From the passage on verifying constituent identities, write out word for word the part that opens with "When suspicious activity" and closes with "a mobile device.".
DOCUMENT EXCERPT: Begin
Verifying constituent identities with confidence starts by looking at constituent-provided personal data and comparing it against authoritative and robust data sources. In instances like benefit applications, tax return or business registrations, credit reporting agencies can help confirm personal details like addresses, phone numbers and Social Security numbers.
But in faceless digital channels, more device data can aide in determining the risk level associated with the device being used to initiate the benefit application or business registration. More diverse sources of public record data can also help identify suspicious and known subjects or high-risk associations between the user and other associates.
A robust fraud solution will better secure trust across the constituent lifecycle from helping mitigate new registration fraud early in the application cycle to reducing the risk of account takeover (ATO). At each point along that journey, a fraud solution that identifies and helps separate safe from risky interactions can be used to effectively reduce fraud, waste and abuse, helping ensure genuine constituents receive the benefits and services they deserve.
When suspicious activity is identified through digital insights or an identity cannot be verified, minimal step-up challenges can be implemented. As an example, you can request knowledge-based authentication (KBA) or authenticate a user’s identity via a one-time passcode (OTP) sent as a text message to a mobile device.
DOCUMENT EXCERPT: End
RECORDED DATA: Begin
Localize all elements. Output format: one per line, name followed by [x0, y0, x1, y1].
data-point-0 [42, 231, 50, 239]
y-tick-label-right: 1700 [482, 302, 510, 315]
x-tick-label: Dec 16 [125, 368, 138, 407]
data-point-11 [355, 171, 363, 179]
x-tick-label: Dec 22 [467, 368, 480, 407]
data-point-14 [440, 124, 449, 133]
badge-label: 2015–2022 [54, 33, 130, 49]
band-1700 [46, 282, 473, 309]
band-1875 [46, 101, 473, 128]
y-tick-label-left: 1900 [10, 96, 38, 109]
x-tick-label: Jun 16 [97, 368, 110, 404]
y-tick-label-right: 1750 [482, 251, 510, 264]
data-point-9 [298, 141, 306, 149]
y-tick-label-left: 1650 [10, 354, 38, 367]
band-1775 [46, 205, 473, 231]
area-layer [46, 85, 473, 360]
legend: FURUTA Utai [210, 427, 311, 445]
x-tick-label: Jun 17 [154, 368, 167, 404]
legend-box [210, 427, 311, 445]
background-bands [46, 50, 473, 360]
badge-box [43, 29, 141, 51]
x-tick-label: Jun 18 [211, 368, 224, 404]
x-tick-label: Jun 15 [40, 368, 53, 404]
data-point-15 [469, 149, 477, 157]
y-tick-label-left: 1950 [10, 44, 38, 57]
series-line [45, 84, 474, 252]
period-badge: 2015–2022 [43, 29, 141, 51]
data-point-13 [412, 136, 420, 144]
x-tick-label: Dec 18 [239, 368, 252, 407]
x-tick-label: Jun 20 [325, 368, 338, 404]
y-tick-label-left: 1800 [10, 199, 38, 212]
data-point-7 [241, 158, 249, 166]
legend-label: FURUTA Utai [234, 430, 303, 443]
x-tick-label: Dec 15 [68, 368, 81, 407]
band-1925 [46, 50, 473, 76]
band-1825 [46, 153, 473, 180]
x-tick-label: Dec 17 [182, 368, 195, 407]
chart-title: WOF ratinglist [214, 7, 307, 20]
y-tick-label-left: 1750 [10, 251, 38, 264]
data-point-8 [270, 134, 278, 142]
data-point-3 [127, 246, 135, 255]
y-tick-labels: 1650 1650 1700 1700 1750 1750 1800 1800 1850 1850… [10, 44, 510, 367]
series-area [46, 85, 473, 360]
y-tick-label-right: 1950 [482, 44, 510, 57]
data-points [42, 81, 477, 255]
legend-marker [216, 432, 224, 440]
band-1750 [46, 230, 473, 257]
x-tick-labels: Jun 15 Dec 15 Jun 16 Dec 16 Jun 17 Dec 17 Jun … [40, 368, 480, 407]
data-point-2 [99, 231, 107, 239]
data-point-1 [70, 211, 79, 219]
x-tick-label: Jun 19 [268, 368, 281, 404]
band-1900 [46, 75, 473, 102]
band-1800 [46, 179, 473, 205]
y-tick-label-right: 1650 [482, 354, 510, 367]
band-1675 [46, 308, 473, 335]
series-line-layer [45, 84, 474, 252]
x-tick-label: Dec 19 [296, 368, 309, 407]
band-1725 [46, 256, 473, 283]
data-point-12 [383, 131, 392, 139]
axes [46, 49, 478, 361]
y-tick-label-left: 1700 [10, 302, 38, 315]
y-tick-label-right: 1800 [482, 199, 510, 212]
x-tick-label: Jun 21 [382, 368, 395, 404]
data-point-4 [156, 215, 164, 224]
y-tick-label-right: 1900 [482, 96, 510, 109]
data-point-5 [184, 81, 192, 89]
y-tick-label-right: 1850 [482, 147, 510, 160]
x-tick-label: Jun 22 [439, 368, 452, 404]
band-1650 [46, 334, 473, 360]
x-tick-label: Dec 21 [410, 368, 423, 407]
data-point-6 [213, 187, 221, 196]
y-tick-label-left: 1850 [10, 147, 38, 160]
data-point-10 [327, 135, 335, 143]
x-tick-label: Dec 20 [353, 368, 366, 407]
RECORDED DATA: End
YOUR SOLUTION:
When suspicious activity is identified through digital insights or an identity cannot be verified, minimal step-up challenges can be implemented. As an example, you can request knowledge-based authentication (KBA) or authenticate a user’s identity via a one-time passcode (OTP) sent as a text message to a mobile device.